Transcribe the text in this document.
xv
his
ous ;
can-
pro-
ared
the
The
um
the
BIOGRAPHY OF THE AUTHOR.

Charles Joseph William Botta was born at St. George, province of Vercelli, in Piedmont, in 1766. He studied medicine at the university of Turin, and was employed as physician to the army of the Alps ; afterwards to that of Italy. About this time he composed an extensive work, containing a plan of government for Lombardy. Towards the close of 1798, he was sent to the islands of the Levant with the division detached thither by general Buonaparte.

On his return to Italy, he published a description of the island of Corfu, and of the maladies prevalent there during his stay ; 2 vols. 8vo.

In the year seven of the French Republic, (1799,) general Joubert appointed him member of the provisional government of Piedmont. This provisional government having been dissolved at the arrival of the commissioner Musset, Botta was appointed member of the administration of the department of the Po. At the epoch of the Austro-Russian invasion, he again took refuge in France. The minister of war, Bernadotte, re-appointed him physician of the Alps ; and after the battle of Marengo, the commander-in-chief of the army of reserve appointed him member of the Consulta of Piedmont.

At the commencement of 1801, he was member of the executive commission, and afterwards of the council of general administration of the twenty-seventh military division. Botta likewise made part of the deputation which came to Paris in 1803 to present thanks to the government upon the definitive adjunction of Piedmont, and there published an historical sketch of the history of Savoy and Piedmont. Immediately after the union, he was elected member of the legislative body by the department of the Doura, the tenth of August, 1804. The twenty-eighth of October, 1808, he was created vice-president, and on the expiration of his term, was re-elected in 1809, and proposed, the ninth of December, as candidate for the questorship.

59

> **What to produce**
Your task is to transcribe the listing above in full, exactly as given.

> **Response**
Transcribe the text in this document.
xv
his
ous ;
can-
pro-
ared
the
The
um
the
BIOGRAPHY OF THE AUTHOR.

Charles Joseph William Botta was born at St. George, province of Vercelli, in Piedmont, in 1766. He studied medicine at the university of Turin, and was employed as physician to the army of the Alps ; afterwards to that of Italy. About this time he composed an extensive work, containing a plan of government for Lombardy. Towards the close of 1798, he was sent to the islands of the Levant with the division detached thither by general Buonaparte.

On his return to Italy, he published a description of the island of Corfu, and of the maladies prevalent there during his stay ; 2 vols. 8vo.

In the year seven of the French Republic, (1799,) general Joubert appointed him member of the provisional government of Piedmont. This provisional government having been dissolved at the arrival of the commissioner Musset, Botta was appointed member of the administration of the department of the Po. At the epoch of the Austro-Russian invasion, he again took refuge in France. The minister of war, Bernadotte, re-appointed him physician of the Alps ; and after the battle of Marengo, the commander-in-chief of the army of reserve appointed him member of the Consulta of Piedmont.

At the commencement of 1801, he was member of the executive commission, and afterwards of the council of general administration of the twenty-seventh military division. Botta likewise made part of the deputation which came to Paris in 1803 to present thanks to the government upon the definitive adjunction of Piedmont, and there published an historical sketch of the history of Savoy and Piedmont. Immediately after the union, he was elected member of the legislative body by the department of the Doura, the tenth of August, 1804. The twenty-eighth of October, 1808, he was created vice-president, and on the expiration of his term, was re-elected in 1809, and proposed, the ninth of December, as candidate for the questorship.

59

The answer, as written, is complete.